Would you quote every entry exactly, dropping only the pictures?

◇ ◇ ◇

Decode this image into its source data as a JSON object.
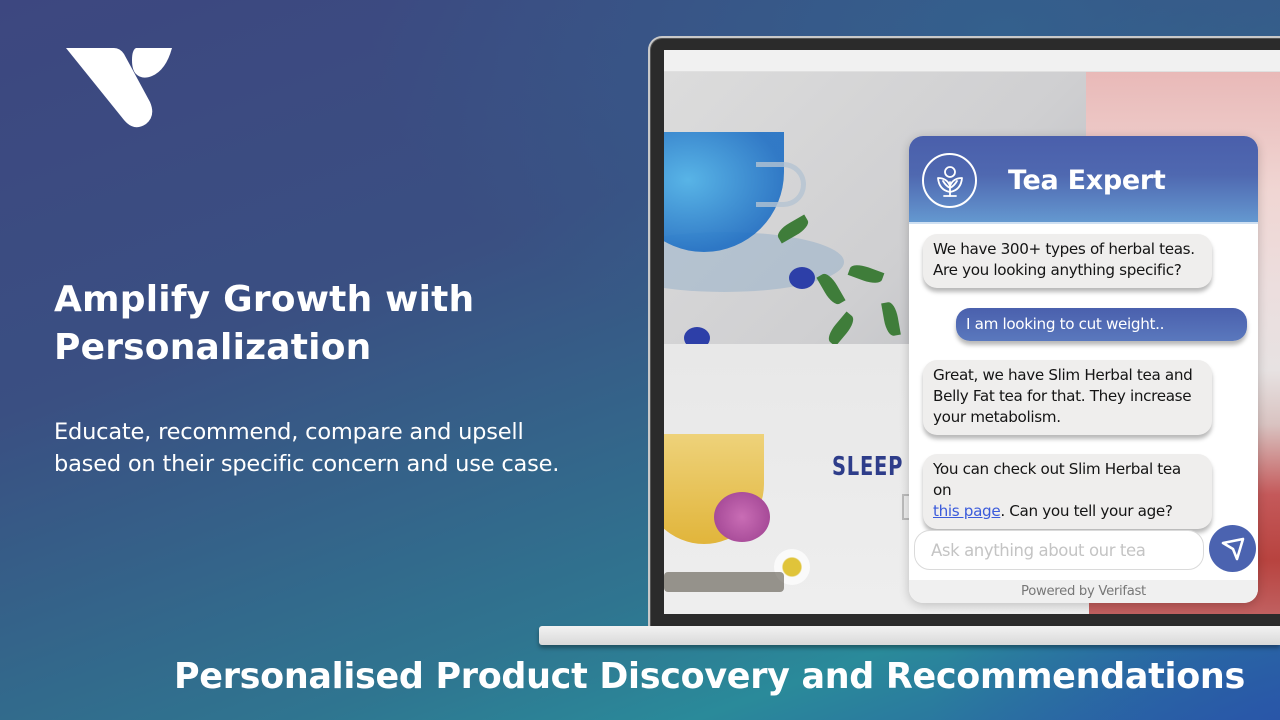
{
  "brand": {
    "logo_icon": "verifast-v-logo-icon"
  },
  "hero": {
    "headline_line1": "Amplify Growth with",
    "headline_line2": "Personalization",
    "subtext_line1": "Educate, recommend, compare and upsell",
    "subtext_line2": "based on their specific concern and use case."
  },
  "footer": {
    "title": "Personalised Product Discovery and Recommendations"
  },
  "website_preview": {
    "banner_text": "SLEEP"
  },
  "chat": {
    "title": "Tea Expert",
    "avatar_icon": "tea-leaf-icon",
    "messages": [
      {
        "sender": "bot",
        "line1": "We have 300+ types of herbal teas.",
        "line2": "Are you looking anything specific?"
      },
      {
        "sender": "user",
        "text": "I am looking to cut weight.."
      },
      {
        "sender": "bot",
        "line1": "Great, we have Slim Herbal tea and",
        "line2": "Belly Fat tea for that. They increase",
        "line3": "your metabolism."
      },
      {
        "sender": "bot",
        "line1": "You can check out Slim Herbal tea on",
        "link_text": "this page",
        "line2_rest": ". Can you tell your age?"
      }
    ],
    "input": {
      "value": "",
      "placeholder": "Ask anything about our tea"
    },
    "send_icon": "send-icon",
    "powered_by": "Powered by Verifast"
  },
  "colors": {
    "accent": "#4b63b0",
    "header_gradient_top": "#4a5fab",
    "header_gradient_bottom": "#6498d0",
    "bot_bubble": "#efeeed",
    "link": "#3b5bdb"
  }
}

◇ ◇ ◇

ANSWER —
Decode this image into its source data as a JSON object.
{
  "brand": {
    "logo_icon": "verifast-v-logo-icon"
  },
  "hero": {
    "headline_line1": "Amplify Growth with",
    "headline_line2": "Personalization",
    "subtext_line1": "Educate, recommend, compare and upsell",
    "subtext_line2": "based on their specific concern and use case."
  },
  "footer": {
    "title": "Personalised Product Discovery and Recommendations"
  },
  "website_preview": {
    "banner_text": "SLEEP"
  },
  "chat": {
    "title": "Tea Expert",
    "avatar_icon": "tea-leaf-icon",
    "messages": [
      {
        "sender": "bot",
        "line1": "We have 300+ types of herbal teas.",
        "line2": "Are you looking anything specific?"
      },
      {
        "sender": "user",
        "text": "I am looking to cut weight.."
      },
      {
        "sender": "bot",
        "line1": "Great, we have Slim Herbal tea and",
        "line2": "Belly Fat tea for that. They increase",
        "line3": "your metabolism."
      },
      {
        "sender": "bot",
        "line1": "You can check out Slim Herbal tea on",
        "link_text": "this page",
        "line2_rest": ". Can you tell your age?"
      }
    ],
    "input": {
      "value": "",
      "placeholder": "Ask anything about our tea"
    },
    "send_icon": "send-icon",
    "powered_by": "Powered by Verifast"
  },
  "colors": {
    "accent": "#4b63b0",
    "header_gradient_top": "#4a5fab",
    "header_gradient_bottom": "#6498d0",
    "bot_bubble": "#efeeed",
    "link": "#3b5bdb"
  }
}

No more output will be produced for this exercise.